[EXERCISE TASKS]:
**A)** Summarize the FoI excerpt in two sentences.
**B)** In the FoI excerpt, how much does Policy Exchange predict the "data force" could save taxpayers each year?
**C)** Reproduce the FoI excerpt between "But the UK Cabinet" and "of government decisions.", inclusive.

Doing away with the Freedom of Information Act (FoI) sounds like a crazy idea. Especially when you consider the way the Abbott government has gone about reducing access to information by defunding organisations critical of government, saying something is “operational” or just refusing to release the information because it might “damage Australia’s international relations.”

But the UK Cabinet Secretary, Francis Maude is doing the opposite. He hopes open data will remove the need for the FoI Act because “people won’t have to ask”.

Conservative think-tank, Policy Exchange, in a 2012 report said better use of data, technology and analytics could help the UK government save billions by improving efficiency rather than cutting services. It predicts the “data force” could save taxpayers up to £33bn per year. Not only could it save taxpayers money, it could improve public policy and importantly improve accountability and transparency of government decisions.

Let me be clear, I don’t want this to sound like some newfound affection for UK right-wing politics. It isn’t. David Cameron has used austerity measures to increase inequality. All the while letting the big banks responsible for the UK economy almost falling off the cliff completely off the hook. Now welfare reforms and tax changes will widen income inequality between rich and poor on a scale similar to that of Margaret Thatcher according to a report by the Fabian Society.

Layout element entries:
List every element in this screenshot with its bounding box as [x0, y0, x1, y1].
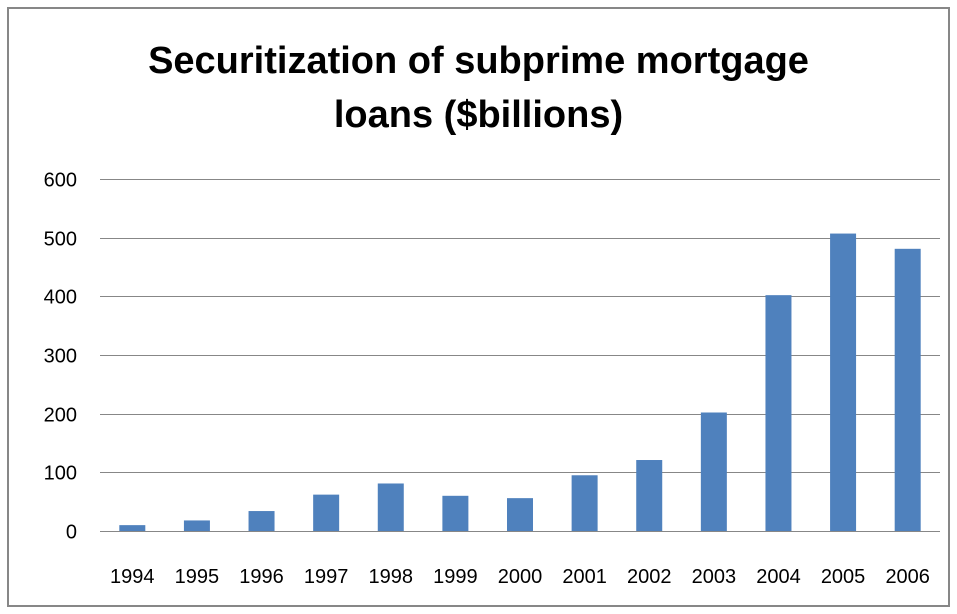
bar	[119, 525, 146, 531]
bar	[183, 520, 210, 531]
bar	[894, 248, 921, 531]
y-tick-label: 100	[44, 463, 77, 485]
bar	[248, 511, 275, 531]
x-tick-label: 1998	[369, 566, 414, 588]
bar	[313, 494, 340, 531]
bar	[377, 483, 404, 531]
x-tick-label: 1997	[304, 566, 349, 588]
x-tick-label: 2001	[562, 566, 607, 588]
bar	[765, 295, 792, 531]
y-tick-label: 200	[44, 405, 77, 427]
x-tick-label: 1999	[433, 566, 478, 588]
y-tick-label: 400	[44, 287, 77, 309]
chart-title: Securitization of subprime mortgage loan…	[148, 40, 809, 136]
x-tick-label: 2005	[821, 566, 866, 588]
bar	[700, 412, 727, 531]
bar	[507, 498, 533, 531]
x-tick-label: 2002	[627, 566, 672, 588]
y-tick-label: 500	[44, 229, 77, 251]
x-tick-label: 2004	[756, 566, 801, 588]
y-tick-label: 0	[66, 522, 77, 544]
bar	[442, 495, 469, 531]
bar	[571, 475, 598, 531]
x-tick-label: 2000	[498, 566, 543, 588]
x-tick-label: 1995	[175, 566, 220, 588]
x-tick-label: 2003	[692, 566, 737, 588]
x-tick-label: 1994	[110, 566, 155, 588]
x-tick-label: 1996	[239, 566, 284, 588]
chart-frame	[7, 7, 950, 607]
bar	[636, 460, 663, 531]
y-tick-label: 300	[44, 346, 77, 368]
x-tick-label: 2006	[885, 566, 930, 588]
y-tick-label: 600	[44, 170, 77, 192]
bar	[830, 233, 857, 531]
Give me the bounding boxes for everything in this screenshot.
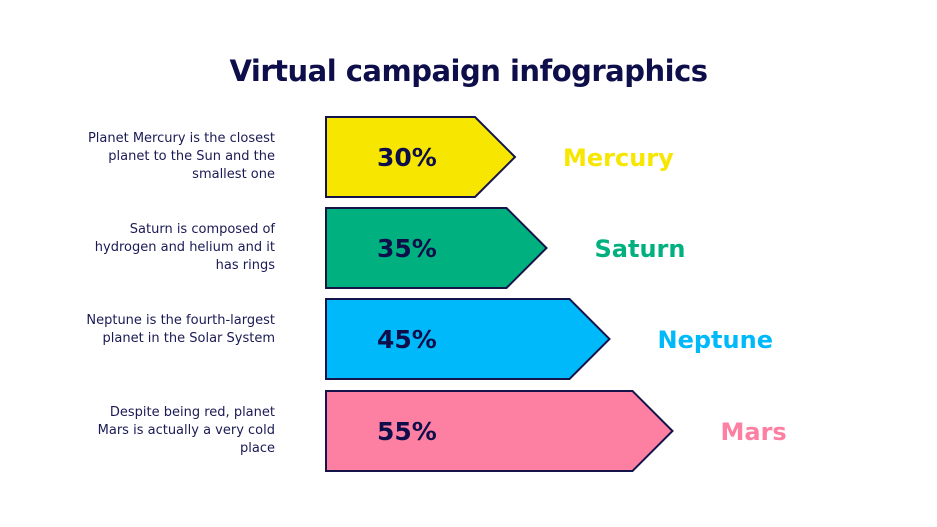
category-label: Mercury (563, 144, 674, 172)
description-neptune: Neptune is the fourth-largest planet in … (86, 313, 275, 346)
value-label: 30% (377, 143, 437, 172)
bar-mercury (325, 116, 517, 198)
description-mercury: Planet Mercury is the closest planet to … (87, 131, 275, 182)
description-saturn: Saturn is composed of hydrogen and heliu… (94, 222, 275, 273)
bar-neptune (325, 298, 611, 380)
value-label: 45% (377, 325, 437, 354)
value-label: 55% (377, 417, 437, 446)
bar-saturn (325, 207, 548, 289)
category-label: Mars (721, 418, 787, 446)
page-title: Virtual campaign infographics (229, 54, 708, 88)
category-label: Saturn (595, 235, 686, 263)
category-label: Neptune (658, 326, 773, 354)
description-mars: Despite being red, planet Mars is actual… (97, 405, 275, 456)
value-label: 35% (377, 234, 437, 263)
bar-mars (325, 390, 674, 472)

[THE ANSWERS]:
**A)** Unlike the Abbott government, which has reduced access to information, UK Cabinet Secretary Francis Maude hopes open data will remove the need for the FoI Act, and a 2012 Policy Exchange report predicted that better use of data could save UK taxpayers up to £33bn per year while improving public policy, accountability and transparency. The writer stresses that this is not newfound affection for UK right-wing politics, pointing to David Cameron's austerity measures and a Fabian Society report finding that welfare reforms and tax changes will widen income inequality.

**B)** Up to £33bn per year.

**C)**
But the UK Cabinet Secretary, Francis Maude is doing the opposite. He hopes open data will remove the need for the FoI Act because “people won’t have to ask”.

Conservative think-tank, Policy Exchange, in a 2012 report said better use of data, technology and analytics could help the UK government save billions by improving efficiency rather than cutting services. It predicts the “data force” could save taxpayers up to £33bn per year. Not only could it save taxpayers money, it could improve public policy and importantly improve accountability and transparency of government decisions.